Work required — Go through the material below and copy each line where the word "style" appears.

Record extracts —
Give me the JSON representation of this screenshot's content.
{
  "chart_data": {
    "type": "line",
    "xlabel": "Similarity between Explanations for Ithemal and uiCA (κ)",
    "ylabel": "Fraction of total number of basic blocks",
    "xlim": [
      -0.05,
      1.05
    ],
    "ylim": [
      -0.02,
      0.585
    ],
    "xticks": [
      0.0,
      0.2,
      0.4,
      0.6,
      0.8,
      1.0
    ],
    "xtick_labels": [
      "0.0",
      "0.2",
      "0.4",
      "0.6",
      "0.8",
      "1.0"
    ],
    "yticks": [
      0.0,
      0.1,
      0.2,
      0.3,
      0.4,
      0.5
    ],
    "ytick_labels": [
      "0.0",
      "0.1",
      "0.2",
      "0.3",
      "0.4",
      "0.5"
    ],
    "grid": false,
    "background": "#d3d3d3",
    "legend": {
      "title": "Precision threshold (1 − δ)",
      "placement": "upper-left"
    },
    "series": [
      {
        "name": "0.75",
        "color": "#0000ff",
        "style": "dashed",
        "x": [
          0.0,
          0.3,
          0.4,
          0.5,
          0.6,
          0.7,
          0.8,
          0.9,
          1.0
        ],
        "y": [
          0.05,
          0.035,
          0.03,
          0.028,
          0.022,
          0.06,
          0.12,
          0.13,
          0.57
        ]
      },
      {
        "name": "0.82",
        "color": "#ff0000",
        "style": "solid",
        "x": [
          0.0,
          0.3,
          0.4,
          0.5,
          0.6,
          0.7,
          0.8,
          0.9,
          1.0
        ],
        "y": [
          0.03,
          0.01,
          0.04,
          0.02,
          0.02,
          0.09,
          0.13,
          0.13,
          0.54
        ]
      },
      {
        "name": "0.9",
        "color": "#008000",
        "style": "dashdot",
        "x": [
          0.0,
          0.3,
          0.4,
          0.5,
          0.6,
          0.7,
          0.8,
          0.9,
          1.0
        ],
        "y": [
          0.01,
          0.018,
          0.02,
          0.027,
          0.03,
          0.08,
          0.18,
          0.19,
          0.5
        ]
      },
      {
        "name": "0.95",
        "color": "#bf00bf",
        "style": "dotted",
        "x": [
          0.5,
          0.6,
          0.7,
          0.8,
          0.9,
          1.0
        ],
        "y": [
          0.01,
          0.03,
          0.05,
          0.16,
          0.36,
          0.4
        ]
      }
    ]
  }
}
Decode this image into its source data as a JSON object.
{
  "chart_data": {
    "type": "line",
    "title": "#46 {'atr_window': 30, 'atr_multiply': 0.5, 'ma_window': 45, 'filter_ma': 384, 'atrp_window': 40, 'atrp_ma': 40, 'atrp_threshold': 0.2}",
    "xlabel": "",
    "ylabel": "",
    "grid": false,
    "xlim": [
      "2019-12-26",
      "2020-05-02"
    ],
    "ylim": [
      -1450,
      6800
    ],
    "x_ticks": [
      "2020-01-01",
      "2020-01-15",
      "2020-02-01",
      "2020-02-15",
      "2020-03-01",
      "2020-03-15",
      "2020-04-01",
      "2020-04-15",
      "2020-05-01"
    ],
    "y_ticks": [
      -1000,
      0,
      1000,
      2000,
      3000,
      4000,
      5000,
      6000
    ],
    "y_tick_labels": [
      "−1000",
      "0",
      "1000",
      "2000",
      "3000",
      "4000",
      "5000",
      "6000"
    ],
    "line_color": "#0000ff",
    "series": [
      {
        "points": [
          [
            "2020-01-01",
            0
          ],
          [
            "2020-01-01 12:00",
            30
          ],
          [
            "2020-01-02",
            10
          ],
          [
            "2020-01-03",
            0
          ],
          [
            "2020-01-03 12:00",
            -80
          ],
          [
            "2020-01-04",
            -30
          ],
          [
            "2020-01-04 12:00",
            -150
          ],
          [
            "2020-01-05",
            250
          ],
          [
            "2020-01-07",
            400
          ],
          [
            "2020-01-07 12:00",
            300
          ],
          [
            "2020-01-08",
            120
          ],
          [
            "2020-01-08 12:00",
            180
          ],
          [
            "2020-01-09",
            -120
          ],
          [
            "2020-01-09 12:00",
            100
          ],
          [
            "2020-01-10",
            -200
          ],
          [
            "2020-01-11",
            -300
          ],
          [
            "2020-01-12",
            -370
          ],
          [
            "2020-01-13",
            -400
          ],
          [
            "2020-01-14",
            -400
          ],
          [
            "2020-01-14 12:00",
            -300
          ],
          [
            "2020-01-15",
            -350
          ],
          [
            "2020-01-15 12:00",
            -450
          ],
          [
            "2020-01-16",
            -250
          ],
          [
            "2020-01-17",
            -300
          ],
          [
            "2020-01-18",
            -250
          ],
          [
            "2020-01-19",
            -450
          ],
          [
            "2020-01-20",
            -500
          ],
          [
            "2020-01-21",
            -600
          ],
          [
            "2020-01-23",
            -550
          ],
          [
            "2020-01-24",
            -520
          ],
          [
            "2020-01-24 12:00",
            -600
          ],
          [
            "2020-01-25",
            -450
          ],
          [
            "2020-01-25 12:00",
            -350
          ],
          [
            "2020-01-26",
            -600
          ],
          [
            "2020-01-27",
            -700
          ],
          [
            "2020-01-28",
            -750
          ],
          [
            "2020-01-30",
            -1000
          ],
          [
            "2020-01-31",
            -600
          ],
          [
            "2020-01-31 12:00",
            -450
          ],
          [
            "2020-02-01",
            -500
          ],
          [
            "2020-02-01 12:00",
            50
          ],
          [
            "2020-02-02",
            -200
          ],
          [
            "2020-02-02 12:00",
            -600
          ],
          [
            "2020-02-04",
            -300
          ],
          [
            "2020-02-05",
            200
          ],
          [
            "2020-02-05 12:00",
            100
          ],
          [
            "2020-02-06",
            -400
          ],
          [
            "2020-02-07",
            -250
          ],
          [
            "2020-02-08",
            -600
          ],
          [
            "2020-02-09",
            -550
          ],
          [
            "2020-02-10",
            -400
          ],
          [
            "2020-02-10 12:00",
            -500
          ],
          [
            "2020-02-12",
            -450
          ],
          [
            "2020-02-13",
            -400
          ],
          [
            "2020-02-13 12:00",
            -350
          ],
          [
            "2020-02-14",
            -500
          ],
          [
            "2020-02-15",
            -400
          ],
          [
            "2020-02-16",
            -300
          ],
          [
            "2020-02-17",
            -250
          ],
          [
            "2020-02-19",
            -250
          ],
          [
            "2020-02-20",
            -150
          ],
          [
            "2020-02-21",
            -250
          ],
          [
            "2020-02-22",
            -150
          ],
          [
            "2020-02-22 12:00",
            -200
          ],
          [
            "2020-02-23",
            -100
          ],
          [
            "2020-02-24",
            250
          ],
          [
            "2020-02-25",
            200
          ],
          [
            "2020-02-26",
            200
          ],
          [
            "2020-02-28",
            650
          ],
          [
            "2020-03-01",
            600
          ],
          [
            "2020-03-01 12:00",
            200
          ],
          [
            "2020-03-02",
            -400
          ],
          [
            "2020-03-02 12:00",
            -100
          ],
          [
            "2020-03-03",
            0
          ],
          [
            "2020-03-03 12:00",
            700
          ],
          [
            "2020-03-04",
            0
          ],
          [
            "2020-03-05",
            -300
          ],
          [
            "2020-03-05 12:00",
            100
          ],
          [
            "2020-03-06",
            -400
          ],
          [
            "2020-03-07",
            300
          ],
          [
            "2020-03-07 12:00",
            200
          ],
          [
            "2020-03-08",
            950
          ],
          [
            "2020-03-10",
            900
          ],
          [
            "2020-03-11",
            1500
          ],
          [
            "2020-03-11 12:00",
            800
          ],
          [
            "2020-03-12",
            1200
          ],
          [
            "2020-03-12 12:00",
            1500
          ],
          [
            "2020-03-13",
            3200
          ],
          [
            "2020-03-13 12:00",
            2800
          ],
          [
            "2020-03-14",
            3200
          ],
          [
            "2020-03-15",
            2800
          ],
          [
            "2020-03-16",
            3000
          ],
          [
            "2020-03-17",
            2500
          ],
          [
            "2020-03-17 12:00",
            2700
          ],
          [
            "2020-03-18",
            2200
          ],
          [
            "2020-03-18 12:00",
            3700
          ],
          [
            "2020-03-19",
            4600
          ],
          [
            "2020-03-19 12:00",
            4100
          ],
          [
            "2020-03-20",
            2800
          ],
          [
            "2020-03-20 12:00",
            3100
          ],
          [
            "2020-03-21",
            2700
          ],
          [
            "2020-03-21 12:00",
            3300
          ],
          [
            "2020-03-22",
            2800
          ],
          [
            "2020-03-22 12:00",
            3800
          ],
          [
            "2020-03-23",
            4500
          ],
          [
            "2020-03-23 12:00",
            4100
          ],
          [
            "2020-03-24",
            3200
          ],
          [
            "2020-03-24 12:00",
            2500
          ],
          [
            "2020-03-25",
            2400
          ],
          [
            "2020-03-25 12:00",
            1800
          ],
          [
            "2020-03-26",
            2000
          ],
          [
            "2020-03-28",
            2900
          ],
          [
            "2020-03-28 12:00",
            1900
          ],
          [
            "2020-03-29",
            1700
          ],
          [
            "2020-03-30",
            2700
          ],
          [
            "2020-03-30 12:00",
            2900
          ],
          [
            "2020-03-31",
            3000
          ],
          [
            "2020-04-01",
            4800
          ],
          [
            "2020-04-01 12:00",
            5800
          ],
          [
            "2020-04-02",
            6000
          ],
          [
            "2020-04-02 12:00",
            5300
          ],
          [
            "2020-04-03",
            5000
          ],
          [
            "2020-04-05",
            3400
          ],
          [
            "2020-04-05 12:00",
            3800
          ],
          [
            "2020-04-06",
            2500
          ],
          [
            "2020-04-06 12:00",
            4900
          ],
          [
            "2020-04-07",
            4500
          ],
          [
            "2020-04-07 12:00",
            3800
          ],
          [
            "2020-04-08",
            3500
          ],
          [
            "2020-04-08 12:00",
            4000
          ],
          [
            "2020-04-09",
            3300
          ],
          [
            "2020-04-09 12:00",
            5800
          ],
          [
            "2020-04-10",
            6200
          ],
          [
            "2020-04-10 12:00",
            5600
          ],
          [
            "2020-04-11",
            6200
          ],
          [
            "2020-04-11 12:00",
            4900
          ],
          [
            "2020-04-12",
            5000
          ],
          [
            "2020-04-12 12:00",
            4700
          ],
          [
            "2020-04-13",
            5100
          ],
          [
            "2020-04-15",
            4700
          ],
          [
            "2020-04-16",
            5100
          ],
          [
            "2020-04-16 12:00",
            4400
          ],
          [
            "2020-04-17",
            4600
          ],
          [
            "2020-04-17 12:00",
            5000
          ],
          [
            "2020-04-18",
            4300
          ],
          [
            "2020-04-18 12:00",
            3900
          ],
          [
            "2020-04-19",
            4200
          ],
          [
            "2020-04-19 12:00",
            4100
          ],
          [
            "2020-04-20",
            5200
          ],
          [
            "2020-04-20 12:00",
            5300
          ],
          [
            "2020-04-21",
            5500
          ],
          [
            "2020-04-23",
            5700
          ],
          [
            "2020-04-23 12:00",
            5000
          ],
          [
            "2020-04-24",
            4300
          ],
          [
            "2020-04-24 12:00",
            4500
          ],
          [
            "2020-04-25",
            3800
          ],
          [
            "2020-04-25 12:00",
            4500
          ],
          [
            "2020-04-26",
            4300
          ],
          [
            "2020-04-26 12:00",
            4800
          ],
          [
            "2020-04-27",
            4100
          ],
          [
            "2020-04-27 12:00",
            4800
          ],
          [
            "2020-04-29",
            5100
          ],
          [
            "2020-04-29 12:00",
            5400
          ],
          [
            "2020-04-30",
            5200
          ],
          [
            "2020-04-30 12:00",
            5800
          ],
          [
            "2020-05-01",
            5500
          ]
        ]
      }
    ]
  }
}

Written response —
        "style": "dashed",
        "style": "solid",
        "style": "dashdot",
        "style": "dotted",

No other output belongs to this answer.